## Start

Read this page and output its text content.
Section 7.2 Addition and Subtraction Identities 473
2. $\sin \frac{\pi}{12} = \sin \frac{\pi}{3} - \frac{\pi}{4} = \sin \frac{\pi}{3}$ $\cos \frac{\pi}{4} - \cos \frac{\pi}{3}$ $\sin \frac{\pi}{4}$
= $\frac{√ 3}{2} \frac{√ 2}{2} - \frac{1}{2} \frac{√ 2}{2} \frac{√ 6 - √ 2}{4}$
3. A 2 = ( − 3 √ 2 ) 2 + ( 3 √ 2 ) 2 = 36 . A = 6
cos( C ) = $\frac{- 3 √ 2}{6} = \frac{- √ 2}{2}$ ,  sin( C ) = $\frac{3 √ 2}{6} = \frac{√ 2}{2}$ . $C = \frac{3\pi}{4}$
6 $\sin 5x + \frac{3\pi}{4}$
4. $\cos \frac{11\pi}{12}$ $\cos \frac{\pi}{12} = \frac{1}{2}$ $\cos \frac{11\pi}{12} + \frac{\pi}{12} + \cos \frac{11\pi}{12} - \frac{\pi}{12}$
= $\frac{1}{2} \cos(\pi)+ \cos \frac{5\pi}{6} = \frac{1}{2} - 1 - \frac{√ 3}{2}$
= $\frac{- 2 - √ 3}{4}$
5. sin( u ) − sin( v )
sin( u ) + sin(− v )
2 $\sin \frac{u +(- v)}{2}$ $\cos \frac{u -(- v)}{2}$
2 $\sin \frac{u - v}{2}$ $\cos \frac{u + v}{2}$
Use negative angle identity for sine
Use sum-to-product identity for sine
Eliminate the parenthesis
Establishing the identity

## End

*EXERCISE DETAILS*.
Write out the records above again, keeping each one identical to the original.

*ANSWER TO THIS EXERCISE*.
Read this page and output its text content.
Section 7.2 Addition and Subtraction Identities 473
2. $\sin \frac{\pi}{12} = \sin \frac{\pi}{3} - \frac{\pi}{4} = \sin \frac{\pi}{3}$ $\cos \frac{\pi}{4} - \cos \frac{\pi}{3}$ $\sin \frac{\pi}{4}$
= $\frac{√ 3}{2} \frac{√ 2}{2} - \frac{1}{2} \frac{√ 2}{2} \frac{√ 6 - √ 2}{4}$
3. A 2 = ( − 3 √ 2 ) 2 + ( 3 √ 2 ) 2 = 36 . A = 6
cos( C ) = $\frac{- 3 √ 2}{6} = \frac{- √ 2}{2}$ ,  sin( C ) = $\frac{3 √ 2}{6} = \frac{√ 2}{2}$ . $C = \frac{3\pi}{4}$
6 $\sin 5x + \frac{3\pi}{4}$
4. $\cos \frac{11\pi}{12}$ $\cos \frac{\pi}{12} = \frac{1}{2}$ $\cos \frac{11\pi}{12} + \frac{\pi}{12} + \cos \frac{11\pi}{12} - \frac{\pi}{12}$
= $\frac{1}{2} \cos(\pi)+ \cos \frac{5\pi}{6} = \frac{1}{2} - 1 - \frac{√ 3}{2}$
= $\frac{- 2 - √ 3}{4}$
5. sin( u ) − sin( v )
sin( u ) + sin(− v )
2 $\sin \frac{u +(- v)}{2}$ $\cos \frac{u -(- v)}{2}$
2 $\sin \frac{u - v}{2}$ $\cos \frac{u + v}{2}$
Use negative angle identity for sine
Use sum-to-product identity for sine
Eliminate the parenthesis
Establishing the identity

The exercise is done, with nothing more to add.